▶ _What you have to do_
Copy out the data below as written; omit any images.

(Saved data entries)
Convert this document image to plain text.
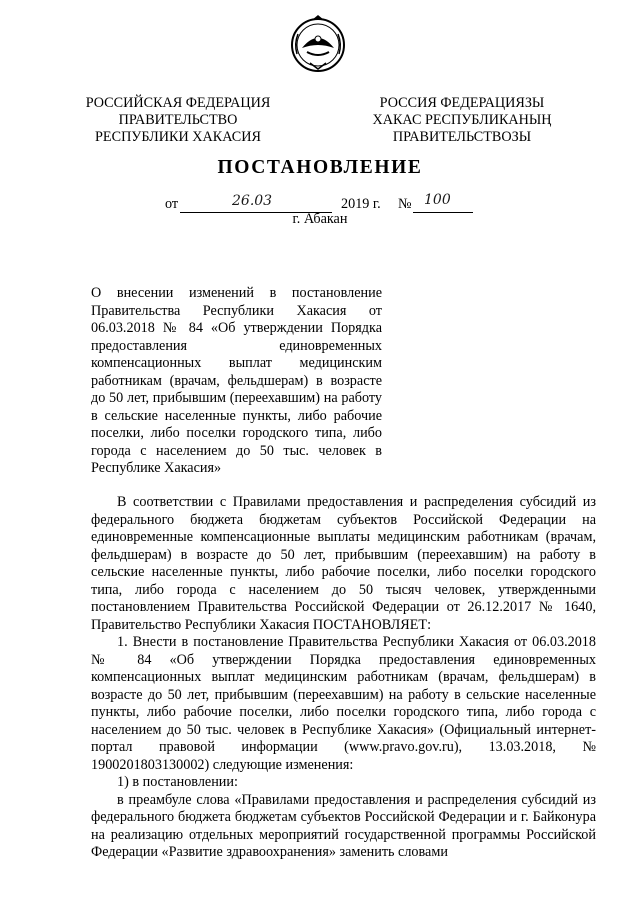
РОССИЙСКАЯ ФЕДЕРАЦИЯ
ПРАВИТЕЛЬСТВО
РЕСПУБЛИКИ ХАКАСИЯ
РОССИЯ ФЕДЕРАЦИЯЗЫ
ХАКАС РЕСПУБЛИКАНЫҢ
ПРАВИТЕЛЬСТВОЗЫ
ПОСТАНОВЛЕНИЕ
от	26.03	2019 г. № 100
г. Абакан
О внесении изменений в постановление Правительства Республики Хакасия от 06.03.2018 № 84 «Об утверждении Порядка предоставления единовременных компенсационных выплат медицинским работникам (врачам, фельдшерам) в возрасте до 50 лет, прибывшим (переехавшим) на работу в сельские населенные пункты, либо рабочие поселки, либо поселки городского типа, либо города с населением до 50 тыс. человек в Республике Хакасия»

В соответствии с Правилами предоставления и распределения субсидий из федерального бюджета бюджетам субъектов Российской Федерации на единовременные компенсационные выплаты медицинским работникам (врачам, фельдшерам) в возрасте до 50 лет, прибывшим (переехавшим) на работу в сельские населенные пункты, либо рабочие поселки, либо поселки городского типа, либо города с населением до 50 тысяч человек, утвержденными постановлением Правительства Российской Федерации от 26.12.2017 № 1640, Правительство Республики Хакасия ПОСТАНОВЛЯЕТ:

1. Внести в постановление Правительства Республики Хакасия от 06.03.2018 № 84 «Об утверждении Порядка предоставления единовременных компенсационных выплат медицинским работникам (врачам, фельдшерам) в возрасте до 50 лет, прибывшим (переехавшим) на работу в сельские населенные пункты, либо рабочие поселки, либо поселки городского типа, либо города с населением до 50 тыс. человек в Республике Хакасия» (Официальный интернет-портал правовой информации (www.pravo.gov.ru), 13.03.2018, № 1900201803130002) следующие изменения:

1) в постановлении:

в преамбуле слова «Правилами предоставления и распределения субсидий из федерального бюджета бюджетам субъектов Российской Федерации и г. Байконура на реализацию отдельных мероприятий государственной программы Российской Федерации «Развитие здравоохранения» заменить словами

▶ _Task result_
Convert this document image to plain text.
РОССИЙСКАЯ ФЕДЕРАЦИЯ
ПРАВИТЕЛЬСТВО
РЕСПУБЛИКИ ХАКАСИЯ
РОССИЯ ФЕДЕРАЦИЯЗЫ
ХАКАС РЕСПУБЛИКАНЫҢ
ПРАВИТЕЛЬСТВОЗЫ
ПОСТАНОВЛЕНИЕ
от	26.03	2019 г. № 100
г. Абакан
О внесении изменений в постановление Правительства Республики Хакасия от 06.03.2018 № 84 «Об утверждении Порядка предоставления единовременных компенсационных выплат медицинским работникам (врачам, фельдшерам) в возрасте до 50 лет, прибывшим (переехавшим) на работу в сельские населенные пункты, либо рабочие поселки, либо поселки городского типа, либо города с населением до 50 тыс. человек в Республике Хакасия»

В соответствии с Правилами предоставления и распределения субсидий из федерального бюджета бюджетам субъектов Российской Федерации на единовременные компенсационные выплаты медицинским работникам (врачам, фельдшерам) в возрасте до 50 лет, прибывшим (переехавшим) на работу в сельские населенные пункты, либо рабочие поселки, либо поселки городского типа, либо города с населением до 50 тысяч человек, утвержденными постановлением Правительства Российской Федерации от 26.12.2017 № 1640, Правительство Республики Хакасия ПОСТАНОВЛЯЕТ:

1. Внести в постановление Правительства Республики Хакасия от 06.03.2018 № 84 «Об утверждении Порядка предоставления единовременных компенсационных выплат медицинским работникам (врачам, фельдшерам) в возрасте до 50 лет, прибывшим (переехавшим) на работу в сельские населенные пункты, либо рабочие поселки, либо поселки городского типа, либо города с населением до 50 тыс. человек в Республике Хакасия» (Официальный интернет-портал правовой информации (www.pravo.gov.ru), 13.03.2018, № 1900201803130002) следующие изменения:

1) в постановлении:

в преамбуле слова «Правилами предоставления и распределения субсидий из федерального бюджета бюджетам субъектов Российской Федерации и г. Байконура на реализацию отдельных мероприятий государственной программы Российской Федерации «Развитие здравоохранения» заменить словами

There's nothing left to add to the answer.